┌──

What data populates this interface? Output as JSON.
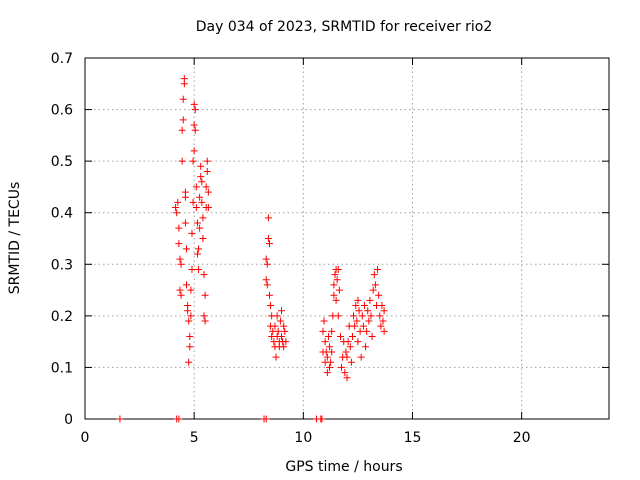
{
  "chart_data": {
    "type": "scatter",
    "title": "Day 034 of 2023, SRMTID for receiver rio2",
    "xlabel": "GPS time / hours",
    "ylabel": "SRMTID / TECUs",
    "xlim": [
      0,
      24
    ],
    "ylim": [
      0,
      0.7
    ],
    "x_ticks": [
      0,
      5,
      10,
      15,
      20
    ],
    "y_ticks": [
      0,
      0.1,
      0.2,
      0.3,
      0.4,
      0.5,
      0.6,
      0.7
    ],
    "x_tick_labels": [
      "0",
      "5",
      "10",
      "15",
      "20"
    ],
    "y_tick_labels": [
      "0",
      "0.1",
      "0.2",
      "0.3",
      "0.4",
      "0.5",
      "0.6",
      "0.7"
    ],
    "grid": true,
    "marker": "plus",
    "series": [
      {
        "name": "SRMTID",
        "color": "#ff0000",
        "points": [
          [
            1.6,
            0.0
          ],
          [
            4.2,
            0.0
          ],
          [
            4.3,
            0.0
          ],
          [
            8.2,
            0.0
          ],
          [
            8.3,
            0.0
          ],
          [
            10.6,
            0.0
          ],
          [
            10.8,
            0.0
          ],
          [
            10.85,
            0.0
          ],
          [
            4.15,
            0.41
          ],
          [
            4.2,
            0.4
          ],
          [
            4.25,
            0.42
          ],
          [
            4.3,
            0.37
          ],
          [
            4.3,
            0.34
          ],
          [
            4.35,
            0.31
          ],
          [
            4.35,
            0.25
          ],
          [
            4.4,
            0.24
          ],
          [
            4.4,
            0.3
          ],
          [
            4.45,
            0.5
          ],
          [
            4.45,
            0.56
          ],
          [
            4.5,
            0.58
          ],
          [
            4.5,
            0.62
          ],
          [
            4.55,
            0.65
          ],
          [
            4.55,
            0.66
          ],
          [
            4.6,
            0.44
          ],
          [
            4.6,
            0.43
          ],
          [
            4.6,
            0.38
          ],
          [
            4.65,
            0.33
          ],
          [
            4.65,
            0.26
          ],
          [
            4.7,
            0.22
          ],
          [
            4.7,
            0.21
          ],
          [
            4.75,
            0.19
          ],
          [
            4.75,
            0.11
          ],
          [
            4.8,
            0.14
          ],
          [
            4.8,
            0.16
          ],
          [
            4.85,
            0.2
          ],
          [
            4.85,
            0.25
          ],
          [
            4.9,
            0.29
          ],
          [
            4.9,
            0.36
          ],
          [
            4.95,
            0.42
          ],
          [
            4.95,
            0.5
          ],
          [
            5.0,
            0.52
          ],
          [
            5.0,
            0.57
          ],
          [
            5.0,
            0.61
          ],
          [
            5.05,
            0.6
          ],
          [
            5.05,
            0.56
          ],
          [
            5.1,
            0.45
          ],
          [
            5.1,
            0.41
          ],
          [
            5.15,
            0.38
          ],
          [
            5.15,
            0.32
          ],
          [
            5.2,
            0.29
          ],
          [
            5.2,
            0.33
          ],
          [
            5.25,
            0.37
          ],
          [
            5.25,
            0.43
          ],
          [
            5.3,
            0.47
          ],
          [
            5.3,
            0.49
          ],
          [
            5.35,
            0.46
          ],
          [
            5.35,
            0.42
          ],
          [
            5.4,
            0.39
          ],
          [
            5.4,
            0.35
          ],
          [
            5.45,
            0.28
          ],
          [
            5.45,
            0.2
          ],
          [
            5.5,
            0.19
          ],
          [
            5.5,
            0.24
          ],
          [
            5.55,
            0.41
          ],
          [
            5.55,
            0.45
          ],
          [
            5.6,
            0.48
          ],
          [
            5.6,
            0.5
          ],
          [
            5.65,
            0.44
          ],
          [
            5.65,
            0.41
          ],
          [
            8.3,
            0.31
          ],
          [
            8.3,
            0.27
          ],
          [
            8.35,
            0.26
          ],
          [
            8.35,
            0.3
          ],
          [
            8.4,
            0.35
          ],
          [
            8.4,
            0.39
          ],
          [
            8.45,
            0.34
          ],
          [
            8.45,
            0.24
          ],
          [
            8.5,
            0.22
          ],
          [
            8.5,
            0.18
          ],
          [
            8.55,
            0.16
          ],
          [
            8.55,
            0.2
          ],
          [
            8.6,
            0.17
          ],
          [
            8.65,
            0.15
          ],
          [
            8.7,
            0.14
          ],
          [
            8.7,
            0.18
          ],
          [
            8.75,
            0.12
          ],
          [
            8.8,
            0.16
          ],
          [
            8.8,
            0.2
          ],
          [
            8.85,
            0.17
          ],
          [
            8.9,
            0.15
          ],
          [
            8.9,
            0.14
          ],
          [
            8.95,
            0.19
          ],
          [
            9.0,
            0.21
          ],
          [
            9.0,
            0.16
          ],
          [
            9.05,
            0.15
          ],
          [
            9.1,
            0.18
          ],
          [
            9.1,
            0.14
          ],
          [
            9.15,
            0.17
          ],
          [
            9.2,
            0.15
          ],
          [
            10.9,
            0.17
          ],
          [
            10.9,
            0.13
          ],
          [
            10.95,
            0.19
          ],
          [
            11.0,
            0.11
          ],
          [
            11.0,
            0.15
          ],
          [
            11.05,
            0.13
          ],
          [
            11.1,
            0.09
          ],
          [
            11.1,
            0.12
          ],
          [
            11.15,
            0.16
          ],
          [
            11.2,
            0.1
          ],
          [
            11.2,
            0.14
          ],
          [
            11.25,
            0.11
          ],
          [
            11.3,
            0.13
          ],
          [
            11.3,
            0.17
          ],
          [
            11.35,
            0.2
          ],
          [
            11.4,
            0.24
          ],
          [
            11.4,
            0.26
          ],
          [
            11.45,
            0.28
          ],
          [
            11.5,
            0.29
          ],
          [
            11.5,
            0.23
          ],
          [
            11.55,
            0.27
          ],
          [
            11.6,
            0.29
          ],
          [
            11.6,
            0.2
          ],
          [
            11.65,
            0.25
          ],
          [
            11.7,
            0.16
          ],
          [
            11.75,
            0.1
          ],
          [
            11.8,
            0.12
          ],
          [
            11.85,
            0.15
          ],
          [
            11.9,
            0.09
          ],
          [
            11.95,
            0.13
          ],
          [
            12.0,
            0.08
          ],
          [
            12.0,
            0.12
          ],
          [
            12.05,
            0.15
          ],
          [
            12.1,
            0.18
          ],
          [
            12.15,
            0.14
          ],
          [
            12.2,
            0.11
          ],
          [
            12.25,
            0.16
          ],
          [
            12.3,
            0.2
          ],
          [
            12.35,
            0.18
          ],
          [
            12.4,
            0.22
          ],
          [
            12.45,
            0.19
          ],
          [
            12.5,
            0.15
          ],
          [
            12.5,
            0.23
          ],
          [
            12.55,
            0.21
          ],
          [
            12.6,
            0.17
          ],
          [
            12.65,
            0.12
          ],
          [
            12.7,
            0.2
          ],
          [
            12.75,
            0.18
          ],
          [
            12.8,
            0.22
          ],
          [
            12.85,
            0.14
          ],
          [
            12.9,
            0.17
          ],
          [
            12.95,
            0.21
          ],
          [
            13.0,
            0.19
          ],
          [
            13.05,
            0.23
          ],
          [
            13.1,
            0.2
          ],
          [
            13.15,
            0.16
          ],
          [
            13.2,
            0.25
          ],
          [
            13.25,
            0.28
          ],
          [
            13.3,
            0.26
          ],
          [
            13.35,
            0.22
          ],
          [
            13.4,
            0.29
          ],
          [
            13.45,
            0.24
          ],
          [
            13.5,
            0.2
          ],
          [
            13.55,
            0.18
          ],
          [
            13.6,
            0.22
          ],
          [
            13.65,
            0.19
          ],
          [
            13.7,
            0.17
          ],
          [
            13.7,
            0.21
          ]
        ]
      }
    ]
  }
}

└──

▶ **Task objective**: Your answer should be a single number: the count of lines that contain "SRMTID".

▶ **Output of the exercise**: 3